━━ Texte de l'exercice ━━

David Abiker reçoit l'économiste Anton Brender économiste, professeur associé honoraire à l’université Paris-Dauphine, auteur du livre Géopolitique de la dette – Où va l’épargne du monde ? paru le 20 mai aux éditions Odile Jacob
Ensemble, ils explorent un sujet d'actualité brûlant : la dette publique.
Alors que certains ont évoqué un « Himalaya de la dette », Anton Brender apporte un éclairage nuancé sur cette problématique. Il explique que la dette publique n'est pas un phénomène isolé, mais le reflet d'un « Himalaya de l'épargne » qui s'accumule à l'échelle mondiale. Cette épargne, déposée dans les banques et les assurances-vie, se traduit nécessairement par l'émission de dettes publiques et privées.
L'expert souligne que la France, bien qu'endettée, n'est pas pour autant en faillite. La charge de la dette, mesurée en pourcentage du PIB, est aujourd'hui plus faible qu'en 2000. Cependant, il met en garde contre les turbulences à venir, notamment à cause de la politique économique menée par les États-Unis sous la présidence de Donald Trump.
En effet, le président américain souhaite réduire le déficit extérieur de son pays, qu'il considère comme une « grande arnaque ». Mais ses mesures protectionnistes, comme la hausse des droits de douane, risquent d'avoir l'effet inverse et de déséquilibrer l'économie mondiale. Cela pourrait se traduire par une hausse des taux d'intérêt, pénalisant ainsi les emprunteurs, au premier rang desquels les États.

━━━
━━ Données fournies ━━

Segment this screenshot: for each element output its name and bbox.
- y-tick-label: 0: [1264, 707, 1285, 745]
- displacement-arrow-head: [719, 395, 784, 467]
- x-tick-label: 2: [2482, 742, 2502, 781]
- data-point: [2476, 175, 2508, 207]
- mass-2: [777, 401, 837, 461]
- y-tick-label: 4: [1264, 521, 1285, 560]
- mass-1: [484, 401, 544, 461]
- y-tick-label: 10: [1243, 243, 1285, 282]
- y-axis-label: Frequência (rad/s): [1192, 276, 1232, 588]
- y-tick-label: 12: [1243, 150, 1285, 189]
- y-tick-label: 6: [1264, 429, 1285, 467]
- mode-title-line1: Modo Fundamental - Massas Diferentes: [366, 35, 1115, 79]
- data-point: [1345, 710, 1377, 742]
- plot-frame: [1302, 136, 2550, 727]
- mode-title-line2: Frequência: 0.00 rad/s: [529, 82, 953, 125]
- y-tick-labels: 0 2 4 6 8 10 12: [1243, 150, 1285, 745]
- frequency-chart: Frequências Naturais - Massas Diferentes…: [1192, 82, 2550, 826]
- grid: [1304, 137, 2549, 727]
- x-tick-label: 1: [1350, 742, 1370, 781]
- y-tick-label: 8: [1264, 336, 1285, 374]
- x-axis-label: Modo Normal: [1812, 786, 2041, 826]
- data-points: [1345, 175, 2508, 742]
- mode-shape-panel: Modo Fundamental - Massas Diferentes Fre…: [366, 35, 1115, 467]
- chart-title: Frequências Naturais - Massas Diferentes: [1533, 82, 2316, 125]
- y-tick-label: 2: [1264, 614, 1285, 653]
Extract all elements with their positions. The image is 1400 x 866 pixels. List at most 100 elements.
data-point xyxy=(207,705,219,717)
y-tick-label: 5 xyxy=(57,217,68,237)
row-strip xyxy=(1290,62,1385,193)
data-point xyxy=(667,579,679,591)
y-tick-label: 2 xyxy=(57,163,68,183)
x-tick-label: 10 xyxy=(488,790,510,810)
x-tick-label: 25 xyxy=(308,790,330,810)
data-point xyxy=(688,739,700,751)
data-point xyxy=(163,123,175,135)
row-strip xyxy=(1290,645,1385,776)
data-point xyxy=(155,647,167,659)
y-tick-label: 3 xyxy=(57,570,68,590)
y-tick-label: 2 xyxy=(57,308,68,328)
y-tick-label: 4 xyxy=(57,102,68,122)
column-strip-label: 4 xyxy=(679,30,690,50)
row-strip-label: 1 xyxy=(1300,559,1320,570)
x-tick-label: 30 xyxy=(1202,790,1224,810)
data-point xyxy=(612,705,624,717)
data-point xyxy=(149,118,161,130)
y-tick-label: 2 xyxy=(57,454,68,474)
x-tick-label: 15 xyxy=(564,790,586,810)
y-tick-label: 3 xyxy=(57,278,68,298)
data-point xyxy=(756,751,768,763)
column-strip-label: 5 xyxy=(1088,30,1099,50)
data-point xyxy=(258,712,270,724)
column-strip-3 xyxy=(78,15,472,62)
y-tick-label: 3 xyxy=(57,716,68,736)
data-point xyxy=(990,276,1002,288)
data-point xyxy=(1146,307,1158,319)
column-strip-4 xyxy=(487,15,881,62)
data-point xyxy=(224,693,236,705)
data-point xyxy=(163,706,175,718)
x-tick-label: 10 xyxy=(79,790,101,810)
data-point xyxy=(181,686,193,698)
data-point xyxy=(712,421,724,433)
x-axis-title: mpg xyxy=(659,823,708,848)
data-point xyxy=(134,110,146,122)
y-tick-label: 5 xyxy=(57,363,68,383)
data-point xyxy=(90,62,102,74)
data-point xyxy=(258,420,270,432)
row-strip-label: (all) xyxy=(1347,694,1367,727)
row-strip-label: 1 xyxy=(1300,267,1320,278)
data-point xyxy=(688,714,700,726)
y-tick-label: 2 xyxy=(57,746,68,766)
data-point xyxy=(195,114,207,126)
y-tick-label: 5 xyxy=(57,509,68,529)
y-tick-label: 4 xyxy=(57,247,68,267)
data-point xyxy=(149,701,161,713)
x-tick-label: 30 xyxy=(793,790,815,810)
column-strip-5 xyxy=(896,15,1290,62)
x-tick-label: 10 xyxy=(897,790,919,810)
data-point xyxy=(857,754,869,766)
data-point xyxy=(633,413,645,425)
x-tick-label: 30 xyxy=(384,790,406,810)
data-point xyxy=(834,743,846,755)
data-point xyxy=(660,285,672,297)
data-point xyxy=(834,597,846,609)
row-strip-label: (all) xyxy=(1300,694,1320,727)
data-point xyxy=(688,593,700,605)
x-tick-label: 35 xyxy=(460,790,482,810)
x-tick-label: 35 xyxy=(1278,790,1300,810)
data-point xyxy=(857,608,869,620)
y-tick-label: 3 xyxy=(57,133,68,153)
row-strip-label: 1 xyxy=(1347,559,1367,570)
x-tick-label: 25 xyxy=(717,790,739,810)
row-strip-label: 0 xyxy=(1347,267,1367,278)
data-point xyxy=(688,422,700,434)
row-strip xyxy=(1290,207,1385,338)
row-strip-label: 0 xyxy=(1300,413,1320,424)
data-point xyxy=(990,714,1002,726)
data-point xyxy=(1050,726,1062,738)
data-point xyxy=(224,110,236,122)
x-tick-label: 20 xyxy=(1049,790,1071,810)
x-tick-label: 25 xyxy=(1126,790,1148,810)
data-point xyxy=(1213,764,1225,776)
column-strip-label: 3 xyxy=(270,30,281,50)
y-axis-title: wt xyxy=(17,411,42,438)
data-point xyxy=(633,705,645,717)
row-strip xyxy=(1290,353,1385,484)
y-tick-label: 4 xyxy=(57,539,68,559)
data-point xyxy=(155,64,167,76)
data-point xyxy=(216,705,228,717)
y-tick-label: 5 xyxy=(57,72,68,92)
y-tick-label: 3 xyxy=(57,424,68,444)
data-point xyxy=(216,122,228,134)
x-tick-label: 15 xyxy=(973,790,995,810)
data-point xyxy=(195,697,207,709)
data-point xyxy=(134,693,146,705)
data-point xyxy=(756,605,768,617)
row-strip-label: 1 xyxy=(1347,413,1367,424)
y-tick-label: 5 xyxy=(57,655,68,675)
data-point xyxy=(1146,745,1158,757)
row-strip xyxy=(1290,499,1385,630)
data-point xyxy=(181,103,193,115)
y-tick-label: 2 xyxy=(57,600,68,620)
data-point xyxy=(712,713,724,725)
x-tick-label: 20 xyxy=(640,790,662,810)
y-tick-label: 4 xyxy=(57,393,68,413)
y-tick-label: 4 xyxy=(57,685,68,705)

━━━

Tâches à effectuer:
1. Reproduisez le passage du texte sur la dette publique allant de « David Abiker reçoit » jusqu'à « la dette publique. ».
2. D'après le texte sur la dette publique, comment la charge de la dette de la France, mesurée en pourcentage du PIB, se situe-t-elle aujourd'hui par rapport à l'an 2000 ?
Le matériel ci-dessus n'entre pas en jeu ici.

Réponses par point:
1.
David Abiker reçoit l'économiste Anton Brender économiste, professeur associé honoraire à l’université Paris-Dauphine, auteur du livre Géopolitique de la dette – Où va l’épargne du monde ? paru le 20 mai aux éditions Odile Jacob
Ensemble, ils explorent un sujet d'actualité brûlant : la dette publique.

2. Elle est aujourd'hui plus faible qu'en 2000.